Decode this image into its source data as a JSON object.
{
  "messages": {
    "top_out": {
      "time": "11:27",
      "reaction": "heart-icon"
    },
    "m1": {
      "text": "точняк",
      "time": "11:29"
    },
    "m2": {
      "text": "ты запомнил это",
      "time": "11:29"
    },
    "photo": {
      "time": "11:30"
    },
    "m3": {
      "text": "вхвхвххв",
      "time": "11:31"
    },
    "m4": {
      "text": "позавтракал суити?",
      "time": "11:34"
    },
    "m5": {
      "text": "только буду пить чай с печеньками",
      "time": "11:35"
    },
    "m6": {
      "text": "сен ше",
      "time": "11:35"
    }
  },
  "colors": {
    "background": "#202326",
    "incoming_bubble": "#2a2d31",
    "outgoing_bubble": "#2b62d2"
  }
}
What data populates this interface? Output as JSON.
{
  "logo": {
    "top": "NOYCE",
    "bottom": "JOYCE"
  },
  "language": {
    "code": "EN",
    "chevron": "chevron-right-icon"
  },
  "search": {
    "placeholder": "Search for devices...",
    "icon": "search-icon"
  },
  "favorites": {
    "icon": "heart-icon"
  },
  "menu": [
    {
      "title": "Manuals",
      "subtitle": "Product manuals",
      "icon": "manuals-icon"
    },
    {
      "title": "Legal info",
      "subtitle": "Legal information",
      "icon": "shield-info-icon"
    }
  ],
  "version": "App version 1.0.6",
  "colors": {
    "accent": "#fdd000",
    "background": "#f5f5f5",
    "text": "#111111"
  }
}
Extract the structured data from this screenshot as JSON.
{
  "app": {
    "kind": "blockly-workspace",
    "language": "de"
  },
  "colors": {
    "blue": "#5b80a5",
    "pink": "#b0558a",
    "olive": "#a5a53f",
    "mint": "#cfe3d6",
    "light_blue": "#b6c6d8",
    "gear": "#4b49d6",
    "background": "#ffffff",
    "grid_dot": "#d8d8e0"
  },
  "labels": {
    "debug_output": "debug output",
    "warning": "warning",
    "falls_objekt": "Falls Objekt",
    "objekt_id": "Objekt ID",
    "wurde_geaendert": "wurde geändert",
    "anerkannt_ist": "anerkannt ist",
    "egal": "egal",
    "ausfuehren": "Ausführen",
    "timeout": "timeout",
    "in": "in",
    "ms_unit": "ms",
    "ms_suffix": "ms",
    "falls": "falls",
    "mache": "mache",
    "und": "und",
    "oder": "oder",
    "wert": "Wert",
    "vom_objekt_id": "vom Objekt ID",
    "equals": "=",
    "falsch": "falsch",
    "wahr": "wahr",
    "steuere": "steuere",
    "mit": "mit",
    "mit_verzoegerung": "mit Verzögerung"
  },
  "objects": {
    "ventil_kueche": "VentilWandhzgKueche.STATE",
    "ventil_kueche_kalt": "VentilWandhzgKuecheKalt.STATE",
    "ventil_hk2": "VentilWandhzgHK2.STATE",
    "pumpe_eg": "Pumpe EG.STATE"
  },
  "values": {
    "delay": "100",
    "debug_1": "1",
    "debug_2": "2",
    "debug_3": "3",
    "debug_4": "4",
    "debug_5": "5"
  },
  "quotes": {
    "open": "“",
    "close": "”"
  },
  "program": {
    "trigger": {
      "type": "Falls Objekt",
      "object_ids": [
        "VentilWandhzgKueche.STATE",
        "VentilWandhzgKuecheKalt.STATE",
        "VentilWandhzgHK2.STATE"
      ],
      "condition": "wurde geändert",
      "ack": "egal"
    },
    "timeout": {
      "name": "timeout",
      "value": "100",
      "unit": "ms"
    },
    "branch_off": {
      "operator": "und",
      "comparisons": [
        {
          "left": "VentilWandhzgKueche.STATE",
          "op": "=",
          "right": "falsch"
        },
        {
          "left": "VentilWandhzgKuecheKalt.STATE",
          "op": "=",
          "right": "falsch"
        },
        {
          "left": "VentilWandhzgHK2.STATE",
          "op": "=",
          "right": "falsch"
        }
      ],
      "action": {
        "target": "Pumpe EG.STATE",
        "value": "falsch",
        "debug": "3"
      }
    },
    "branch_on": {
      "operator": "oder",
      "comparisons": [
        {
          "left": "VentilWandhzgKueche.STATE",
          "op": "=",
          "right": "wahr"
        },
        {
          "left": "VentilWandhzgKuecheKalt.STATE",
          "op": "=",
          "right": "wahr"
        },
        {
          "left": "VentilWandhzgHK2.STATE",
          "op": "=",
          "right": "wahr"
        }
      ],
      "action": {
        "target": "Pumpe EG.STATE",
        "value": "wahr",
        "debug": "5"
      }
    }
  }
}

• [TO DO]: Your task is to transcribe the material exactly.

• [ANSWER TO THIS TASK]:
Decode this image into its source data as a JSON object.
{
  "messages": {
    "top_out": {
      "time": "11:27",
      "reaction": "heart-icon"
    },
    "m1": {
      "text": "точняк",
      "time": "11:29"
    },
    "m2": {
      "text": "ты запомнил это",
      "time": "11:29"
    },
    "photo": {
      "time": "11:30"
    },
    "m3": {
      "text": "вхвхвххв",
      "time": "11:31"
    },
    "m4": {
      "text": "позавтракал суити?",
      "time": "11:34"
    },
    "m5": {
      "text": "только буду пить чай с печеньками",
      "time": "11:35"
    },
    "m6": {
      "text": "сен ше",
      "time": "11:35"
    }
  },
  "colors": {
    "background": "#202326",
    "incoming_bubble": "#2a2d31",
    "outgoing_bubble": "#2b62d2"
  }
}
What data populates this interface? Output as JSON.
{
  "logo": {
    "top": "NOYCE",
    "bottom": "JOYCE"
  },
  "language": {
    "code": "EN",
    "chevron": "chevron-right-icon"
  },
  "search": {
    "placeholder": "Search for devices...",
    "icon": "search-icon"
  },
  "favorites": {
    "icon": "heart-icon"
  },
  "menu": [
    {
      "title": "Manuals",
      "subtitle": "Product manuals",
      "icon": "manuals-icon"
    },
    {
      "title": "Legal info",
      "subtitle": "Legal information",
      "icon": "shield-info-icon"
    }
  ],
  "version": "App version 1.0.6",
  "colors": {
    "accent": "#fdd000",
    "background": "#f5f5f5",
    "text": "#111111"
  }
}
Extract the structured data from this screenshot as JSON.
{
  "app": {
    "kind": "blockly-workspace",
    "language": "de"
  },
  "colors": {
    "blue": "#5b80a5",
    "pink": "#b0558a",
    "olive": "#a5a53f",
    "mint": "#cfe3d6",
    "light_blue": "#b6c6d8",
    "gear": "#4b49d6",
    "background": "#ffffff",
    "grid_dot": "#d8d8e0"
  },
  "labels": {
    "debug_output": "debug output",
    "warning": "warning",
    "falls_objekt": "Falls Objekt",
    "objekt_id": "Objekt ID",
    "wurde_geaendert": "wurde geändert",
    "anerkannt_ist": "anerkannt ist",
    "egal": "egal",
    "ausfuehren": "Ausführen",
    "timeout": "timeout",
    "in": "in",
    "ms_unit": "ms",
    "ms_suffix": "ms",
    "falls": "falls",
    "mache": "mache",
    "und": "und",
    "oder": "oder",
    "wert": "Wert",
    "vom_objekt_id": "vom Objekt ID",
    "equals": "=",
    "falsch": "falsch",
    "wahr": "wahr",
    "steuere": "steuere",
    "mit": "mit",
    "mit_verzoegerung": "mit Verzögerung"
  },
  "objects": {
    "ventil_kueche": "VentilWandhzgKueche.STATE",
    "ventil_kueche_kalt": "VentilWandhzgKuecheKalt.STATE",
    "ventil_hk2": "VentilWandhzgHK2.STATE",
    "pumpe_eg": "Pumpe EG.STATE"
  },
  "values": {
    "delay": "100",
    "debug_1": "1",
    "debug_2": "2",
    "debug_3": "3",
    "debug_4": "4",
    "debug_5": "5"
  },
  "quotes": {
    "open": "“",
    "close": "”"
  },
  "program": {
    "trigger": {
      "type": "Falls Objekt",
      "object_ids": [
        "VentilWandhzgKueche.STATE",
        "VentilWandhzgKuecheKalt.STATE",
        "VentilWandhzgHK2.STATE"
      ],
      "condition": "wurde geändert",
      "ack": "egal"
    },
    "timeout": {
      "name": "timeout",
      "value": "100",
      "unit": "ms"
    },
    "branch_off": {
      "operator": "und",
      "comparisons": [
        {
          "left": "VentilWandhzgKueche.STATE",
          "op": "=",
          "right": "falsch"
        },
        {
          "left": "VentilWandhzgKuecheKalt.STATE",
          "op": "=",
          "right": "falsch"
        },
        {
          "left": "VentilWandhzgHK2.STATE",
          "op": "=",
          "right": "falsch"
        }
      ],
      "action": {
        "target": "Pumpe EG.STATE",
        "value": "falsch",
        "debug": "3"
      }
    },
    "branch_on": {
      "operator": "oder",
      "comparisons": [
        {
          "left": "VentilWandhzgKueche.STATE",
          "op": "=",
          "right": "wahr"
        },
        {
          "left": "VentilWandhzgKuecheKalt.STATE",
          "op": "=",
          "right": "wahr"
        },
        {
          "left": "VentilWandhzgHK2.STATE",
          "op": "=",
          "right": "wahr"
        }
      ],
      "action": {
        "target": "Pumpe EG.STATE",
        "value": "wahr",
        "debug": "5"
      }
    }
  }
}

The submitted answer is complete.